What you need to do - Repeat every line of the records below word for word, leaving out the pictures.

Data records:

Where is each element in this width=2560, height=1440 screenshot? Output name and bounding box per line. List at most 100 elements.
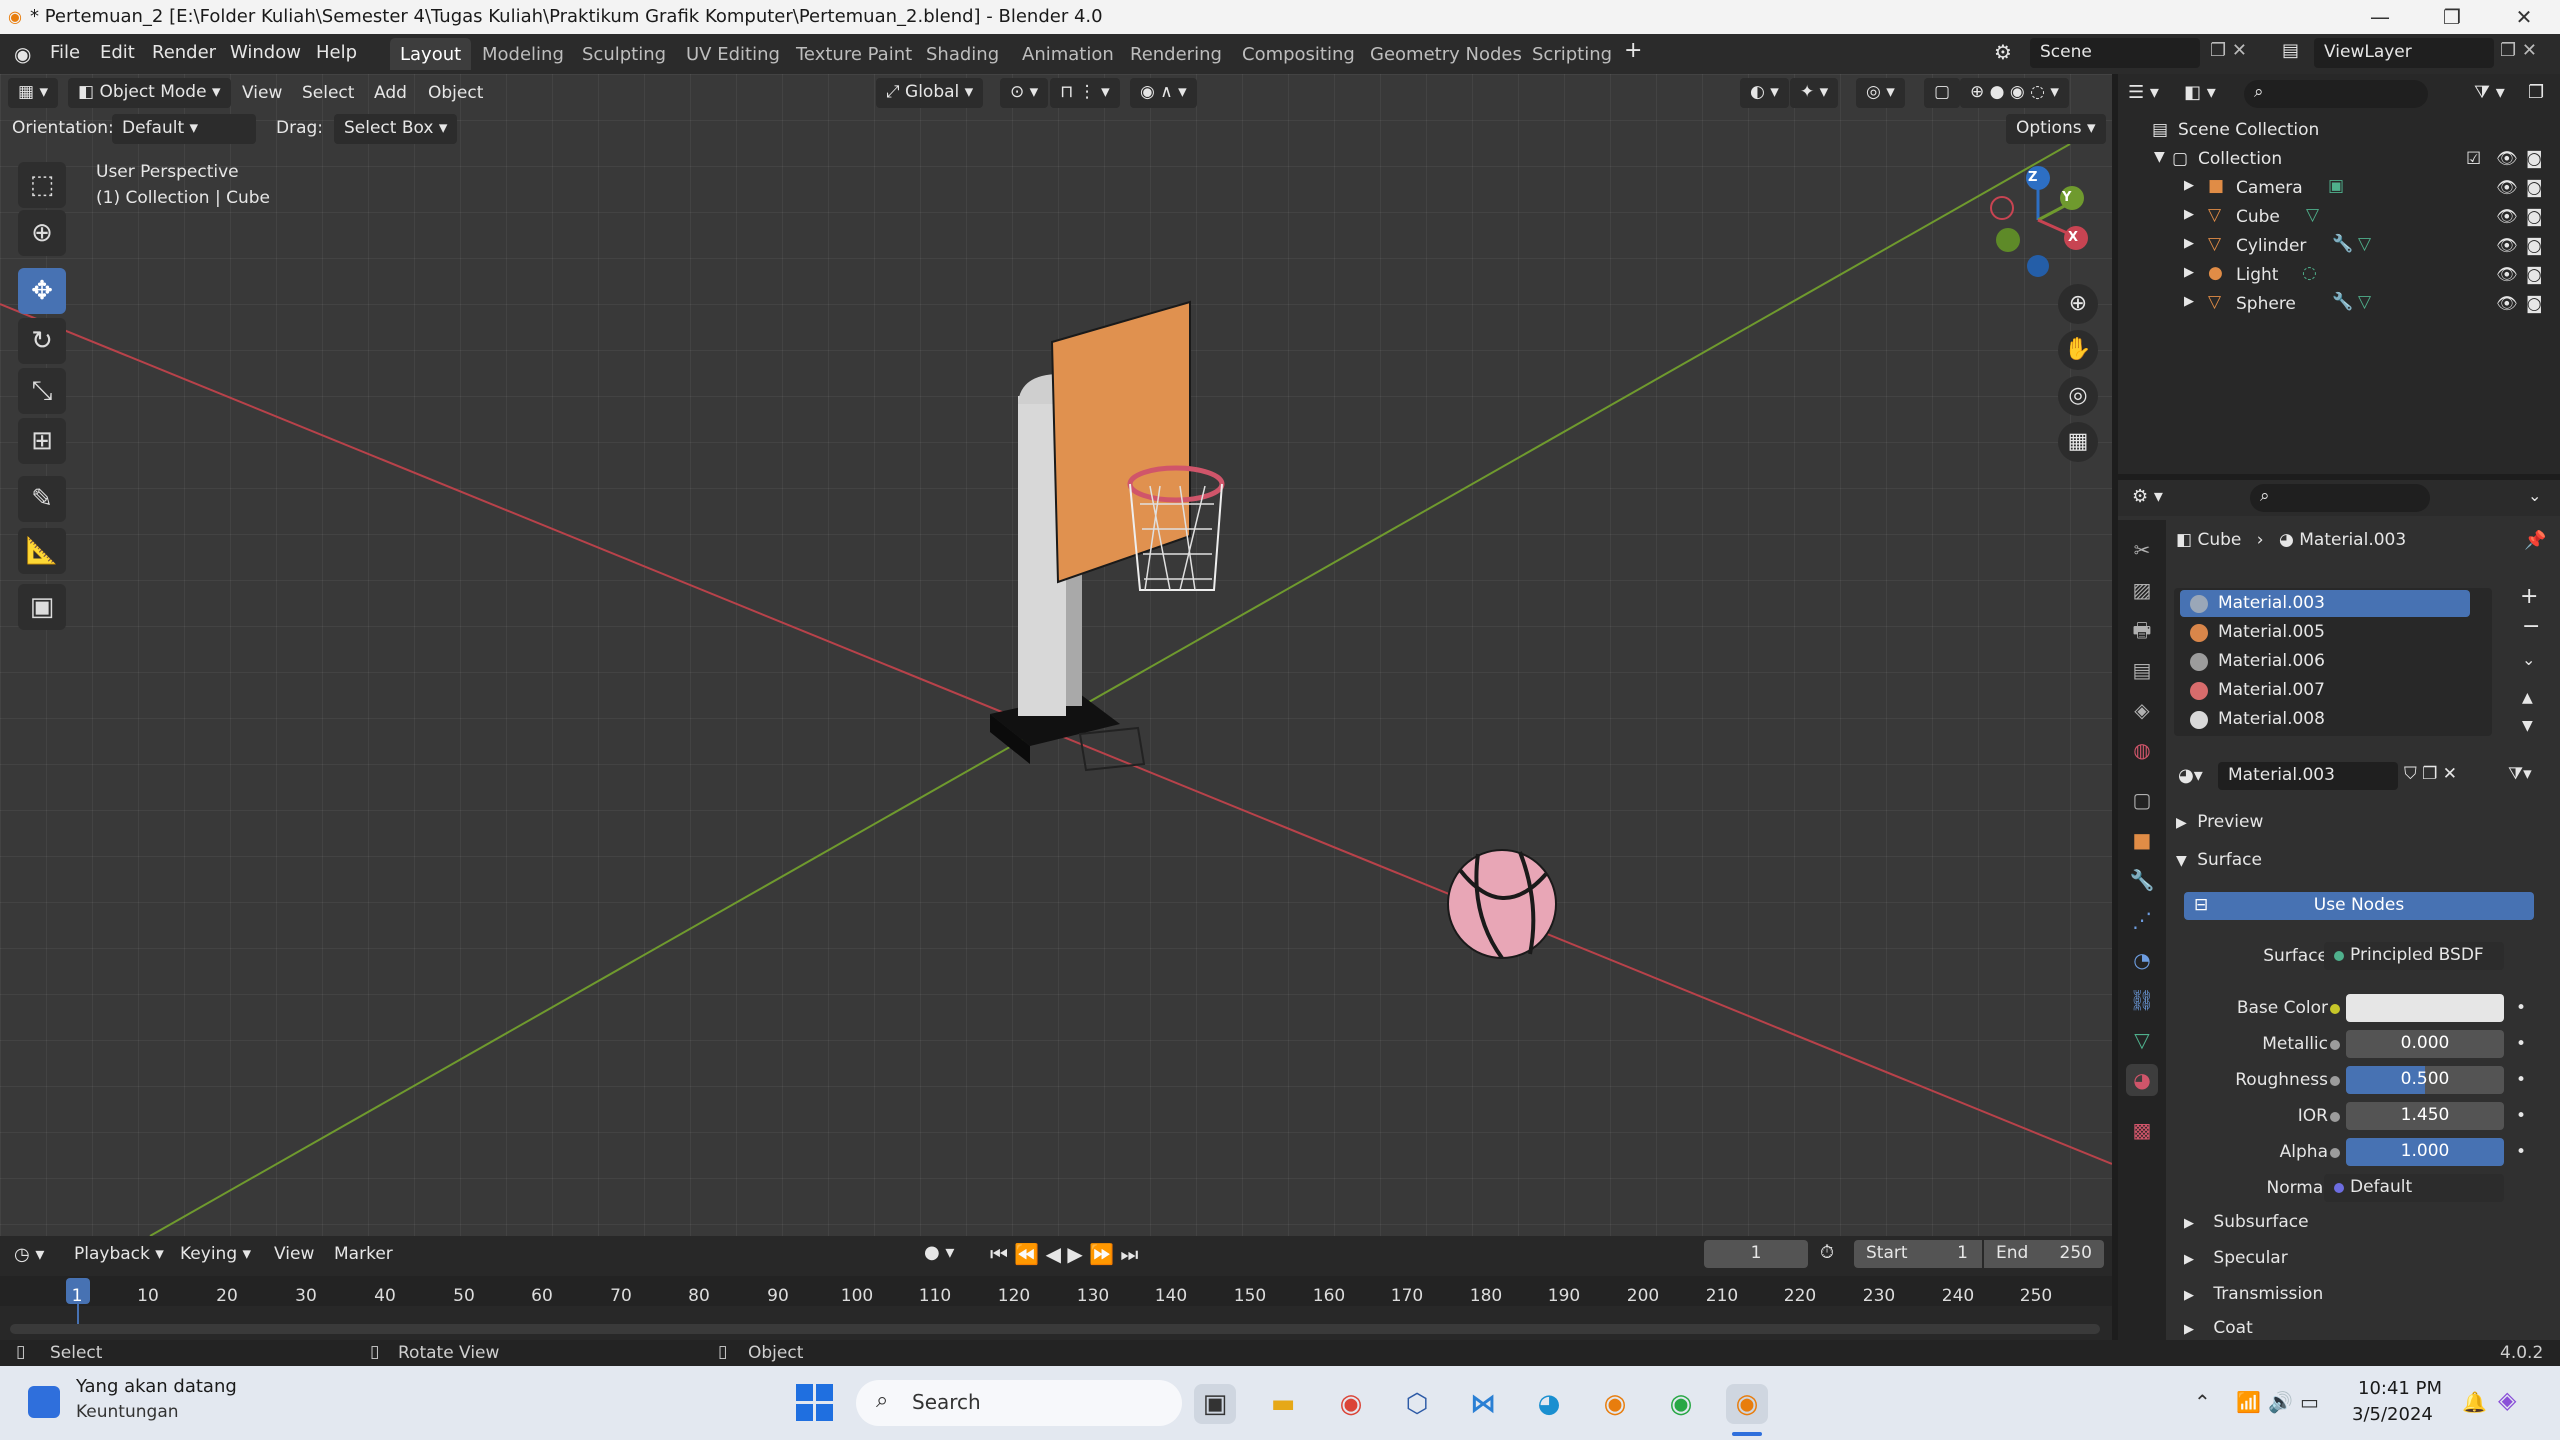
battery-icon[interactable]: ▭	[2300, 1390, 2319, 1414]
move-tool-icon[interactable]: ✥	[18, 268, 66, 314]
chrome-profile-icon[interactable]: ◉	[1660, 1384, 1702, 1424]
maximize-button[interactable]: ❐	[2424, 2, 2480, 32]
base-color-swatch[interactable]	[2346, 994, 2504, 1022]
menu-edit[interactable]: Edit	[100, 42, 135, 63]
link-data-icon[interactable]: ⧩▾	[2508, 764, 2532, 784]
cursor-tool-icon[interactable]: ⊕	[18, 210, 66, 256]
subsurface-panel-header[interactable]: ▶ Subsurface	[2184, 1212, 2309, 1232]
measure-tool-icon[interactable]: 📐	[18, 528, 66, 574]
minimize-button[interactable]: —	[2352, 2, 2408, 32]
select-box-tool-icon[interactable]: ⬚	[18, 162, 66, 208]
expand-arrow-icon[interactable]: ▶	[2184, 265, 2194, 280]
add-workspace-icon[interactable]: +	[1624, 38, 1642, 63]
menu-file[interactable]: File	[50, 42, 80, 63]
tab-scripting[interactable]: Scripting	[1522, 38, 1622, 70]
outliner-item-cube[interactable]: ▶ ▽ Cube ▽ 👁 ◙	[2118, 203, 2560, 232]
scale-tool-icon[interactable]: ⤡	[18, 368, 66, 414]
options-chevron-icon[interactable]: ⌄	[2528, 486, 2541, 505]
xray-icon[interactable]: ▢	[1924, 78, 1961, 108]
blender-taskbar-icon[interactable]: ◉	[1594, 1384, 1636, 1424]
tray-chevron-icon[interactable]: ⌃	[2194, 1390, 2211, 1414]
outliner-scene-collection[interactable]: ▤ Scene Collection	[2118, 116, 2560, 145]
keyframe-dot-icon[interactable]: •	[2516, 1034, 2526, 1054]
menu-timeline-view[interactable]: View	[274, 1244, 314, 1264]
editor-type-icon[interactable]: ▦ ▾	[8, 78, 58, 108]
taskbar-search-input[interactable]: ⌕ Search	[856, 1380, 1182, 1426]
material-slot[interactable]: Material.006	[2180, 648, 2470, 675]
copilot-icon[interactable]: ◈	[2498, 1386, 2516, 1414]
eye-icon[interactable]: 👁	[2496, 265, 2518, 285]
preview-panel-header[interactable]: ▶ Preview	[2176, 812, 2552, 838]
alpha-field[interactable]: 1.000	[2346, 1138, 2504, 1166]
transform-orientation-selector[interactable]: ⤢ Global ▾	[876, 78, 984, 108]
eye-icon[interactable]: 👁	[2496, 236, 2518, 256]
menu-view[interactable]: View	[242, 83, 282, 103]
constraints-tab-icon[interactable]: ⛓	[2126, 984, 2158, 1016]
slot-specials-icon[interactable]: ⌄	[2522, 650, 2535, 669]
expand-arrow-icon[interactable]: ▶	[2184, 294, 2194, 309]
tab-geometry-nodes[interactable]: Geometry Nodes	[1360, 38, 1532, 70]
start-frame-field[interactable]: Start 1	[1854, 1240, 1982, 1268]
vscode-icon[interactable]: ⋈	[1462, 1384, 1504, 1424]
gizmo-y-label[interactable]: Y	[2062, 190, 2071, 205]
add-slot-icon[interactable]: +	[2520, 584, 2538, 609]
menu-render[interactable]: Render	[152, 42, 216, 63]
new-view-layer-icon[interactable]: ❐ ✕	[2500, 40, 2537, 61]
transmission-panel-header[interactable]: ▶ Transmission	[2184, 1284, 2323, 1304]
object-tab-icon[interactable]: ■	[2126, 824, 2158, 856]
camera-view-icon[interactable]: ◎	[2058, 376, 2098, 416]
tab-animation[interactable]: Animation	[1012, 38, 1124, 70]
properties-editor-icon[interactable]: ⚙ ▾	[2132, 486, 2163, 507]
orientation-selector[interactable]: Default ▾	[112, 114, 256, 144]
pin-icon[interactable]: 📌	[2524, 530, 2546, 551]
expand-arrow-icon[interactable]: ▼	[2154, 149, 2165, 165]
material-slot[interactable]: Material.003	[2180, 590, 2470, 617]
keyframe-dot-icon[interactable]: •	[2516, 1070, 2526, 1090]
tab-sculpting[interactable]: Sculpting	[572, 38, 676, 70]
new-collection-icon[interactable]: ❐	[2528, 82, 2544, 103]
overlay-icon[interactable]: ◎ ▾	[1856, 78, 1905, 108]
expand-arrow-icon[interactable]: ▶	[2184, 178, 2194, 193]
render-camera-icon[interactable]: ◙	[2526, 265, 2543, 285]
chrome-icon[interactable]: ◉	[1330, 1384, 1372, 1424]
keyframe-dot-icon[interactable]: •	[2516, 1142, 2526, 1162]
snap-icon[interactable]: ⊓ ⋮ ▾	[1050, 78, 1120, 108]
notification-bell-icon[interactable]: 🔔	[2462, 1390, 2487, 1414]
options-dropdown[interactable]: Options ▾	[2006, 114, 2106, 144]
tab-texture-paint[interactable]: Texture Paint	[786, 38, 922, 70]
modifier-tab-icon[interactable]: 🔧	[2126, 864, 2158, 896]
tab-shading[interactable]: Shading	[916, 38, 1009, 70]
surface-panel-header[interactable]: ▼ Surface	[2176, 850, 2552, 876]
ortho-grid-icon[interactable]: ▦	[2058, 422, 2098, 462]
keyframe-dot-icon[interactable]: •	[2516, 998, 2526, 1018]
collection-tab-icon[interactable]: ▢	[2126, 784, 2158, 816]
render-camera-icon[interactable]: ◙	[2526, 294, 2543, 314]
render-tab-icon[interactable]: ▨	[2126, 574, 2158, 606]
properties-search-input[interactable]: ⌕	[2250, 484, 2430, 512]
keyframe-dot-icon[interactable]: •	[2516, 1106, 2526, 1126]
ior-field[interactable]: 1.450	[2346, 1102, 2504, 1130]
move-up-icon[interactable]: ▲	[2522, 690, 2533, 706]
expand-arrow-icon[interactable]: ▶	[2184, 207, 2194, 222]
outliner-search-input[interactable]: ⌕	[2244, 80, 2428, 108]
outliner-item-cylinder[interactable]: ▶ ▽ Cylinder 🔧 ▽ 👁 ◙	[2118, 232, 2560, 261]
virtualbox-icon[interactable]: ⬡	[1396, 1384, 1438, 1424]
menu-window[interactable]: Window	[230, 42, 301, 63]
world-tab-icon[interactable]: ◍	[2126, 734, 2158, 766]
annotate-tool-icon[interactable]: ✎	[18, 476, 66, 522]
texture-tab-icon[interactable]: ▩	[2126, 1114, 2158, 1146]
outliner-item-camera[interactable]: ▶ ■ Camera ▣ 👁 ◙	[2118, 174, 2560, 203]
filter-icon[interactable]: ⧩ ▾	[2474, 82, 2505, 103]
remove-slot-icon[interactable]: −	[2522, 614, 2540, 639]
clock-time[interactable]: 10:41 PM	[2358, 1378, 2442, 1399]
timeline-editor-icon[interactable]: ◷ ▾	[14, 1244, 44, 1265]
normal-selector[interactable]: Default	[2324, 1174, 2504, 1202]
weather-title[interactable]: Yang akan datang	[76, 1376, 237, 1397]
surface-shader-selector[interactable]: Principled BSDF	[2324, 942, 2504, 970]
gizmo-z-label[interactable]: Z	[2028, 170, 2037, 185]
menu-add[interactable]: Add	[374, 83, 407, 103]
tab-uv-editing[interactable]: UV Editing	[676, 38, 790, 70]
menu-marker[interactable]: Marker	[334, 1244, 393, 1264]
render-camera-icon[interactable]: ◙	[2526, 236, 2543, 256]
pivot-point-icon[interactable]: ⊙ ▾	[1000, 78, 1049, 108]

Output -
Where is each element in this width=2560, height=1440 screenshot? Output name and bounding box per line. List at most 100 elements.
battery-icon[interactable]: ▭	[2300, 1390, 2319, 1414]
move-tool-icon[interactable]: ✥	[18, 268, 66, 314]
chrome-profile-icon[interactable]: ◉	[1660, 1384, 1702, 1424]
maximize-button[interactable]: ❐	[2424, 2, 2480, 32]
base-color-swatch[interactable]	[2346, 994, 2504, 1022]
menu-edit[interactable]: Edit	[100, 42, 135, 63]
link-data-icon[interactable]: ⧩▾	[2508, 764, 2532, 784]
cursor-tool-icon[interactable]: ⊕	[18, 210, 66, 256]
subsurface-panel-header[interactable]: ▶ Subsurface	[2184, 1212, 2309, 1232]
measure-tool-icon[interactable]: 📐	[18, 528, 66, 574]
minimize-button[interactable]: —	[2352, 2, 2408, 32]
select-box-tool-icon[interactable]: ⬚	[18, 162, 66, 208]
expand-arrow-icon[interactable]: ▶	[2184, 265, 2194, 280]
add-workspace-icon[interactable]: +	[1624, 38, 1642, 63]
menu-file[interactable]: File	[50, 42, 80, 63]
tab-scripting[interactable]: Scripting	[1522, 38, 1622, 70]
outliner-item-cube[interactable]: ▶ ▽ Cube ▽ 👁 ◙	[2118, 203, 2560, 232]
scale-tool-icon[interactable]: ⤡	[18, 368, 66, 414]
options-chevron-icon[interactable]: ⌄	[2528, 486, 2541, 505]
xray-icon[interactable]: ▢	[1924, 78, 1961, 108]
blender-taskbar-icon[interactable]: ◉	[1594, 1384, 1636, 1424]
tray-chevron-icon[interactable]: ⌃	[2194, 1390, 2211, 1414]
outliner-scene-collection[interactable]: ▤ Scene Collection	[2118, 116, 2560, 145]
keyframe-dot-icon[interactable]: •	[2516, 1034, 2526, 1054]
menu-timeline-view[interactable]: View	[274, 1244, 314, 1264]
editor-type-icon[interactable]: ▦ ▾	[8, 78, 58, 108]
taskbar-search-input[interactable]: ⌕ Search	[856, 1380, 1182, 1426]
material-slot[interactable]: Material.006	[2180, 648, 2470, 675]
copilot-icon[interactable]: ◈	[2498, 1386, 2516, 1414]
eye-icon[interactable]: 👁	[2496, 265, 2518, 285]
preview-panel-header[interactable]: ▶ Preview	[2176, 812, 2552, 838]
alpha-field[interactable]: 1.000	[2346, 1138, 2504, 1166]
transform-orientation-selector[interactable]: ⤢ Global ▾	[876, 78, 984, 108]
eye-icon[interactable]: 👁	[2496, 236, 2518, 256]
menu-view[interactable]: View	[242, 83, 282, 103]
constraints-tab-icon[interactable]: ⛓	[2126, 984, 2158, 1016]
slot-specials-icon[interactable]: ⌄	[2522, 650, 2535, 669]
expand-arrow-icon[interactable]: ▶	[2184, 294, 2194, 309]
tab-geometry-nodes[interactable]: Geometry Nodes	[1360, 38, 1532, 70]
start-frame-field[interactable]: Start 1	[1854, 1240, 1982, 1268]
vscode-icon[interactable]: ⋈	[1462, 1384, 1504, 1424]
gizmo-y-label[interactable]: Y	[2062, 190, 2071, 205]
add-slot-icon[interactable]: +	[2520, 584, 2538, 609]
menu-render[interactable]: Render	[152, 42, 216, 63]
new-view-layer-icon[interactable]: ❐ ✕	[2500, 40, 2537, 61]
transmission-panel-header[interactable]: ▶ Transmission	[2184, 1284, 2323, 1304]
object-tab-icon[interactable]: ■	[2126, 824, 2158, 856]
camera-view-icon[interactable]: ◎	[2058, 376, 2098, 416]
tab-animation[interactable]: Animation	[1012, 38, 1124, 70]
properties-editor-icon[interactable]: ⚙ ▾	[2132, 486, 2163, 507]
orientation-selector[interactable]: Default ▾	[112, 114, 256, 144]
pin-icon[interactable]: 📌	[2524, 530, 2546, 551]
expand-arrow-icon[interactable]: ▼	[2154, 149, 2165, 165]
material-slot[interactable]: Material.003	[2180, 590, 2470, 617]
keyframe-dot-icon[interactable]: •	[2516, 1070, 2526, 1090]
tab-sculpting[interactable]: Sculpting	[572, 38, 676, 70]
new-collection-icon[interactable]: ❐	[2528, 82, 2544, 103]
overlay-icon[interactable]: ◎ ▾	[1856, 78, 1905, 108]
expand-arrow-icon[interactable]: ▶	[2184, 178, 2194, 193]
render-camera-icon[interactable]: ◙	[2526, 265, 2543, 285]
chrome-icon[interactable]: ◉	[1330, 1384, 1372, 1424]
keyframe-dot-icon[interactable]: •	[2516, 1142, 2526, 1162]
snap-icon[interactable]: ⊓ ⋮ ▾	[1050, 78, 1120, 108]
notification-bell-icon[interactable]: 🔔	[2462, 1390, 2487, 1414]
options-dropdown[interactable]: Options ▾	[2006, 114, 2106, 144]
tab-texture-paint[interactable]: Texture Paint	[786, 38, 922, 70]
modifier-tab-icon[interactable]: 🔧	[2126, 864, 2158, 896]
tab-shading[interactable]: Shading	[916, 38, 1009, 70]
surface-panel-header[interactable]: ▼ Surface	[2176, 850, 2552, 876]
ortho-grid-icon[interactable]: ▦	[2058, 422, 2098, 462]
keyframe-dot-icon[interactable]: •	[2516, 998, 2526, 1018]
collection-tab-icon[interactable]: ▢	[2126, 784, 2158, 816]
render-camera-icon[interactable]: ◙	[2526, 294, 2543, 314]
render-tab-icon[interactable]: ▨	[2126, 574, 2158, 606]
properties-search-input[interactable]: ⌕	[2250, 484, 2430, 512]
keyframe-dot-icon[interactable]: •	[2516, 1106, 2526, 1126]
ior-field[interactable]: 1.450	[2346, 1102, 2504, 1130]
move-up-icon[interactable]: ▲	[2522, 690, 2533, 706]
expand-arrow-icon[interactable]: ▶	[2184, 207, 2194, 222]
outliner-search-input[interactable]: ⌕	[2244, 80, 2428, 108]
outliner-item-cylinder[interactable]: ▶ ▽ Cylinder 🔧 ▽ 👁 ◙	[2118, 232, 2560, 261]
virtualbox-icon[interactable]: ⬡	[1396, 1384, 1438, 1424]
menu-window[interactable]: Window	[230, 42, 301, 63]
world-tab-icon[interactable]: ◍	[2126, 734, 2158, 766]
annotate-tool-icon[interactable]: ✎	[18, 476, 66, 522]
texture-tab-icon[interactable]: ▩	[2126, 1114, 2158, 1146]
outliner-item-camera[interactable]: ▶ ■ Camera ▣ 👁 ◙	[2118, 174, 2560, 203]
filter-icon[interactable]: ⧩ ▾	[2474, 82, 2505, 103]
remove-slot-icon[interactable]: −	[2522, 614, 2540, 639]
clock-time[interactable]: 10:41 PM	[2358, 1378, 2442, 1399]
timeline-editor-icon[interactable]: ◷ ▾	[14, 1244, 44, 1265]
normal-selector[interactable]: Default	[2324, 1174, 2504, 1202]
weather-title[interactable]: Yang akan datang	[76, 1376, 237, 1397]
surface-shader-selector[interactable]: Principled BSDF	[2324, 942, 2504, 970]
gizmo-z-label[interactable]: Z	[2028, 170, 2037, 185]
menu-add[interactable]: Add	[374, 83, 407, 103]
tab-uv-editing[interactable]: UV Editing	[676, 38, 790, 70]
menu-marker[interactable]: Marker	[334, 1244, 393, 1264]
render-camera-icon[interactable]: ◙	[2526, 236, 2543, 256]
pivot-point-icon[interactable]: ⊙ ▾	[1000, 78, 1049, 108]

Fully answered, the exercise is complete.